> [What this task involves]: Collect every line below that contains the word "stock".

_ _ _

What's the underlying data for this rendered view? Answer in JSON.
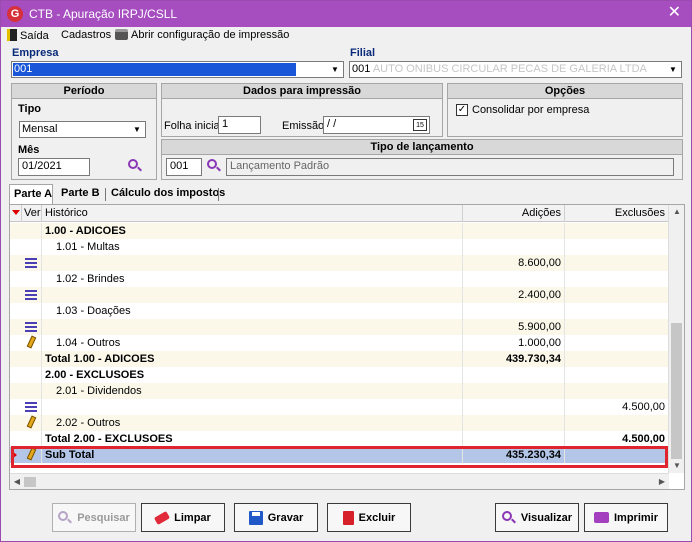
{
  "window": {
    "title": "CTB - Apuração IRPJ/CSLL",
    "close_glyph": "✕"
  },
  "menu": {
    "exit": "Saída",
    "registers": "Cadastros",
    "print_config": "Abrir configuração de impressão"
  },
  "empresa": {
    "label": "Empresa",
    "value": "001"
  },
  "filial": {
    "label": "Filial",
    "value": "001",
    "blurred_text": "AUTO ONIBUS CIRCULAR PECAS DE GALERIA LTDA"
  },
  "periodo": {
    "title": "Período",
    "tipo_label": "Tipo",
    "tipo_value": "Mensal",
    "mes_label": "Mês",
    "mes_value": "01/2021"
  },
  "impressao": {
    "title": "Dados para impressão",
    "folha_label": "Folha inicial",
    "folha_value": "1",
    "emissao_label": "Emissão",
    "emissao_value": "/ /",
    "calendar_glyph": "15"
  },
  "opcoes": {
    "title": "Opções",
    "consolidar_label": "Consolidar por empresa",
    "consolidar_checked": true,
    "check_glyph": "✓"
  },
  "tipo_lancamento": {
    "title": "Tipo de lançamento",
    "code": "001",
    "description": "Lançamento Padrão"
  },
  "tabs": [
    "Parte A",
    "Parte B",
    "Cálculo dos impostos"
  ],
  "grid": {
    "headers": {
      "ver": "Ver",
      "historico": "Histórico",
      "adicoes": "Adições",
      "exclusoes": "Exclusões"
    },
    "rows": [
      {
        "icon": "",
        "historico": "1.00 - ADICOES",
        "adicoes": "",
        "exclusoes": "",
        "bold": true
      },
      {
        "icon": "",
        "historico": "1.01 - Multas",
        "adicoes": "",
        "exclusoes": "",
        "bold": false
      },
      {
        "icon": "list",
        "historico": "",
        "adicoes": "8.600,00",
        "exclusoes": "",
        "bold": false
      },
      {
        "icon": "",
        "historico": "1.02 - Brindes",
        "adicoes": "",
        "exclusoes": "",
        "bold": false
      },
      {
        "icon": "list",
        "historico": "",
        "adicoes": "2.400,00",
        "exclusoes": "",
        "bold": false
      },
      {
        "icon": "",
        "historico": "1.03 - Doações",
        "adicoes": "",
        "exclusoes": "",
        "bold": false
      },
      {
        "icon": "list",
        "historico": "",
        "adicoes": "5.900,00",
        "exclusoes": "",
        "bold": false
      },
      {
        "icon": "pencil",
        "historico": "1.04 - Outros",
        "adicoes": "1.000,00",
        "exclusoes": "",
        "bold": false
      },
      {
        "icon": "",
        "historico": "Total 1.00 - ADICOES",
        "adicoes": "439.730,34",
        "exclusoes": "",
        "bold": true
      },
      {
        "icon": "",
        "historico": "2.00 - EXCLUSOES",
        "adicoes": "",
        "exclusoes": "",
        "bold": true
      },
      {
        "icon": "",
        "historico": "2.01 - Dividendos",
        "adicoes": "",
        "exclusoes": "",
        "bold": false
      },
      {
        "icon": "list",
        "historico": "",
        "adicoes": "",
        "exclusoes": "4.500,00",
        "bold": false
      },
      {
        "icon": "pencil",
        "historico": "2.02 - Outros",
        "adicoes": "",
        "exclusoes": "",
        "bold": false
      },
      {
        "icon": "",
        "historico": "Total 2.00 - EXCLUSOES",
        "adicoes": "",
        "exclusoes": "4.500,00",
        "bold": true
      },
      {
        "icon": "pencil",
        "historico": "Sub Total",
        "adicoes": "435.230,34",
        "exclusoes": "",
        "bold": true,
        "selected": true
      }
    ]
  },
  "buttons": {
    "pesquisar": "Pesquisar",
    "limpar": "Limpar",
    "gravar": "Gravar",
    "excluir": "Excluir",
    "visualizar": "Visualizar",
    "imprimir": "Imprimir"
  },
  "colors": {
    "titlebar": "#a64dc0",
    "accent_purple": "#8a36b5",
    "highlight_red": "#e0242d",
    "selection_blue": "#1a56d8"
  }
}
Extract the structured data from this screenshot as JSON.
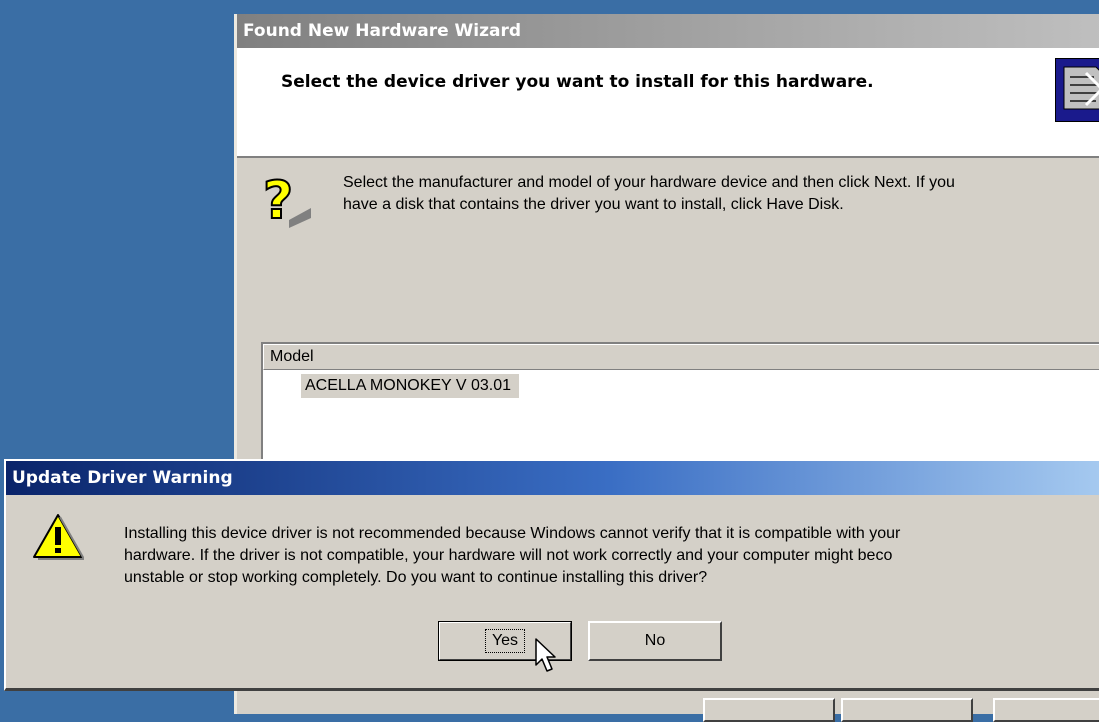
{
  "wizard": {
    "title": "Found New Hardware Wizard",
    "header_title": "Select the device driver you want to install for this hardware.",
    "instruction_line1": "Select the manufacturer and model of your hardware device and then click Next. If you",
    "instruction_line2": "have a disk that contains the driver you want to install, click Have Disk.",
    "model_header": "Model",
    "models": [
      "ACELLA MONOKEY V 03.01"
    ]
  },
  "warning_dialog": {
    "title": "Update Driver Warning",
    "message_lines": [
      "Installing this device driver is not recommended because Windows cannot verify that it is compatible with your",
      "hardware.  If the driver is not compatible, your hardware will not work correctly and your computer might beco",
      "unstable or stop working completely.  Do you want to continue installing this driver?"
    ],
    "yes_label": "Yes",
    "no_label": "No"
  },
  "icons": {
    "help": "question-mark-help-icon",
    "warning": "warning-triangle-icon",
    "header": "hardware-wizard-icon",
    "cursor": "mouse-pointer-icon"
  },
  "colors": {
    "desktop": "#3a6ea5",
    "dialog_face": "#d4d0c8",
    "active_title_start": "#0a246a",
    "active_title_end": "#a6caf0",
    "inactive_title": "#808080"
  }
}
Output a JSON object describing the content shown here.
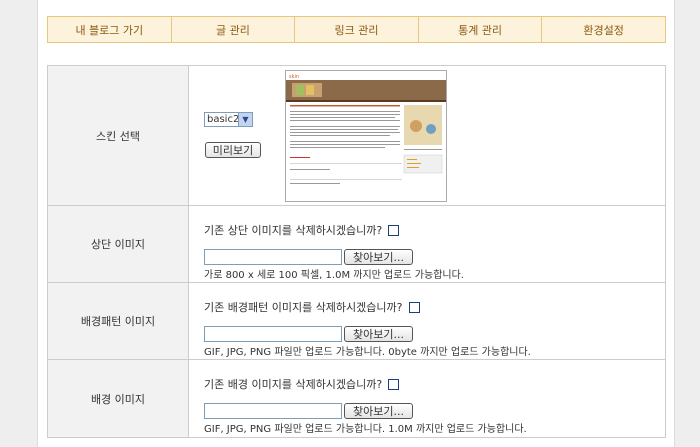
{
  "nav": {
    "tabs": [
      "내 블로그 가기",
      "글 관리",
      "링크 관리",
      "통계 관리",
      "환경설정"
    ]
  },
  "skin": {
    "label": "스킨 선택",
    "selected": "basic2",
    "preview_button": "미리보기",
    "thumbnail_header": "skin"
  },
  "top_image": {
    "label": "상단 이미지",
    "delete_question": "기존 상단 이미지를 삭제하시겠습니까?",
    "browse_button": "찾아보기...",
    "hint": "가로 800 x 세로 100 픽셀, 1.0M 까지만 업로드 가능합니다."
  },
  "bg_pattern": {
    "label": "배경패턴 이미지",
    "delete_question": "기존 배경패턴 이미지를 삭제하시겠습니까?",
    "browse_button": "찾아보기...",
    "hint": "GIF, JPG, PNG 파일만 업로드 가능합니다. 0byte 까지만 업로드 가능합니다."
  },
  "bg_image": {
    "label": "배경 이미지",
    "delete_question": "기존 배경 이미지를 삭제하시겠습니까?",
    "browse_button": "찾아보기...",
    "hint": "GIF, JPG, PNG 파일만 업로드 가능합니다. 1.0M 까지만 업로드 가능합니다."
  }
}
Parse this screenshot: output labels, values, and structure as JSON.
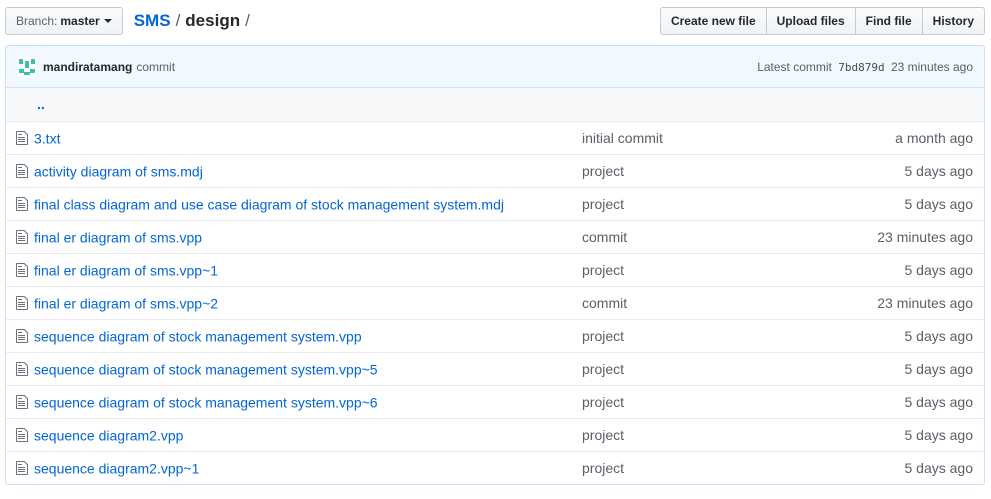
{
  "toolbar": {
    "branch_prefix": "Branch:",
    "branch_name": "master",
    "repo": "SMS",
    "sep1": "/",
    "dir": "design",
    "sep2": "/",
    "buttons": [
      "Create new file",
      "Upload files",
      "Find file",
      "History"
    ]
  },
  "commit": {
    "author": "mandiratamang",
    "message": "commit",
    "latest_label": "Latest commit",
    "sha": "7bd879d",
    "age": "23 minutes ago",
    "avatar_color": "#3fbfa8"
  },
  "up_dir": "..",
  "files": [
    {
      "name": "3.txt",
      "message": "initial commit",
      "age": "a month ago"
    },
    {
      "name": "activity diagram of sms.mdj",
      "message": "project",
      "age": "5 days ago"
    },
    {
      "name": "final class diagram and use case diagram of stock management system.mdj",
      "message": "project",
      "age": "5 days ago"
    },
    {
      "name": "final er diagram of sms.vpp",
      "message": "commit",
      "age": "23 minutes ago"
    },
    {
      "name": "final er diagram of sms.vpp~1",
      "message": "project",
      "age": "5 days ago"
    },
    {
      "name": "final er diagram of sms.vpp~2",
      "message": "commit",
      "age": "23 minutes ago"
    },
    {
      "name": "sequence diagram of stock management system.vpp",
      "message": "project",
      "age": "5 days ago"
    },
    {
      "name": "sequence diagram of stock management system.vpp~5",
      "message": "project",
      "age": "5 days ago"
    },
    {
      "name": "sequence diagram of stock management system.vpp~6",
      "message": "project",
      "age": "5 days ago"
    },
    {
      "name": "sequence diagram2.vpp",
      "message": "project",
      "age": "5 days ago"
    },
    {
      "name": "sequence diagram2.vpp~1",
      "message": "project",
      "age": "5 days ago"
    }
  ]
}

_ _ _

> [Full response]:
      "name": "final class diagram and use case diagram of stock management system.mdj",
      "name": "sequence diagram of stock management system.vpp",
      "name": "sequence diagram of stock management system.vpp~5",
      "name": "sequence diagram of stock management system.vpp~6",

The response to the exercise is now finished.